**Directions for this task:**
Pick every line with "tangos" from the material below.

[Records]
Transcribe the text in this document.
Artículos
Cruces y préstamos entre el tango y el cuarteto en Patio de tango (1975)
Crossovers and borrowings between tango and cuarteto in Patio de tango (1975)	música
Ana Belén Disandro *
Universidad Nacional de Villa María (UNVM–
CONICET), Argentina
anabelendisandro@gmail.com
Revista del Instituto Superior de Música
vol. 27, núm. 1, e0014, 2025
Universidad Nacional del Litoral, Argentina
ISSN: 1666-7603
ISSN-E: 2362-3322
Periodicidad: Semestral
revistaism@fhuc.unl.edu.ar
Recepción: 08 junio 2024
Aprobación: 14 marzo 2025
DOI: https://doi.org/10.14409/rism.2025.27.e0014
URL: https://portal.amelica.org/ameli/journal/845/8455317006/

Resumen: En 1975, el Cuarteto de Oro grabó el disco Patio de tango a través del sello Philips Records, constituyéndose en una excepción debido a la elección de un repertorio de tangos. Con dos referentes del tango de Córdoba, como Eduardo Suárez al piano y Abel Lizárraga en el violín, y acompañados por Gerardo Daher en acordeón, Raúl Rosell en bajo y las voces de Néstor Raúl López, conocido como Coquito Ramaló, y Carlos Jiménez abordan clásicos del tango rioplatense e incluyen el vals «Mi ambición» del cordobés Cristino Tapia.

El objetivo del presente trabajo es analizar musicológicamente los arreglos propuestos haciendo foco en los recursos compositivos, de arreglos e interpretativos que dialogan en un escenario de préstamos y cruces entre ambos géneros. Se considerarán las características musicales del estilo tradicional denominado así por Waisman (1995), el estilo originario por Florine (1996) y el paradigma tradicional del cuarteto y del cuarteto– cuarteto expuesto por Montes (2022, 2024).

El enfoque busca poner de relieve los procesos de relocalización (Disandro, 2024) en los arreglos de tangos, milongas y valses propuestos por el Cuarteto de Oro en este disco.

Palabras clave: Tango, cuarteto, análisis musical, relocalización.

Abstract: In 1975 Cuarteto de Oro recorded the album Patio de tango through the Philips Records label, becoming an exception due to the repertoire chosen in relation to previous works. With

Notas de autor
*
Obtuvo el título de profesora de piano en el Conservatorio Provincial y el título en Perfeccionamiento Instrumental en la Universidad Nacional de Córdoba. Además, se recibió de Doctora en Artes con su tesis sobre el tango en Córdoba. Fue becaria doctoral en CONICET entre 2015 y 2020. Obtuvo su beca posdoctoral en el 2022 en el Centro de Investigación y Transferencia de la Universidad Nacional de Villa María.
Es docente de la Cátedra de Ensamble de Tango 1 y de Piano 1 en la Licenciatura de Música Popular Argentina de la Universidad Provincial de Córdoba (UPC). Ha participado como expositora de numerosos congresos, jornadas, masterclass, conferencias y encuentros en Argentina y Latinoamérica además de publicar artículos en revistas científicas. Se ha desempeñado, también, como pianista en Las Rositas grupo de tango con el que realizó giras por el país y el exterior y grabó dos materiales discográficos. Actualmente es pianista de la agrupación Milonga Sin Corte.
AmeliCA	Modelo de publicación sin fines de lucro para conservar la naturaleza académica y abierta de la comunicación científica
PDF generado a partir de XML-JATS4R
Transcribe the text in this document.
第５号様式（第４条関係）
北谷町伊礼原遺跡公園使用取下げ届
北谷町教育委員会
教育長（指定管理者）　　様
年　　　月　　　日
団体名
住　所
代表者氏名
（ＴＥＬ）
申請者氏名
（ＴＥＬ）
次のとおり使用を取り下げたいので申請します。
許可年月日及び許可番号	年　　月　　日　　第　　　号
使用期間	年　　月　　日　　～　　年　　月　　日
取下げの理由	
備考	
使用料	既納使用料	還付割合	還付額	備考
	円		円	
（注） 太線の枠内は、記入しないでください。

**Result of the exercise:**
Resumen: En 1975, el Cuarteto de Oro grabó el disco Patio de tango a través del sello Philips Records, constituyéndose en una excepción debido a la elección de un repertorio de tangos. Con dos referentes del tango de Córdoba, como Eduardo Suárez al piano y Abel Lizárraga en el violín, y acompañados por Gerardo Daher en acordeón, Raúl Rosell en bajo y las voces de Néstor Raúl López, conocido como Coquito Ramaló, y Carlos Jiménez abordan clásicos del tango rioplatense e incluyen el vals «Mi ambición» del cordobés Cristino Tapia.
El enfoque busca poner de relieve los procesos de relocalización (Disandro, 2024) en los arreglos de tangos, milongas y valses propuestos por el Cuarteto de Oro en este disco.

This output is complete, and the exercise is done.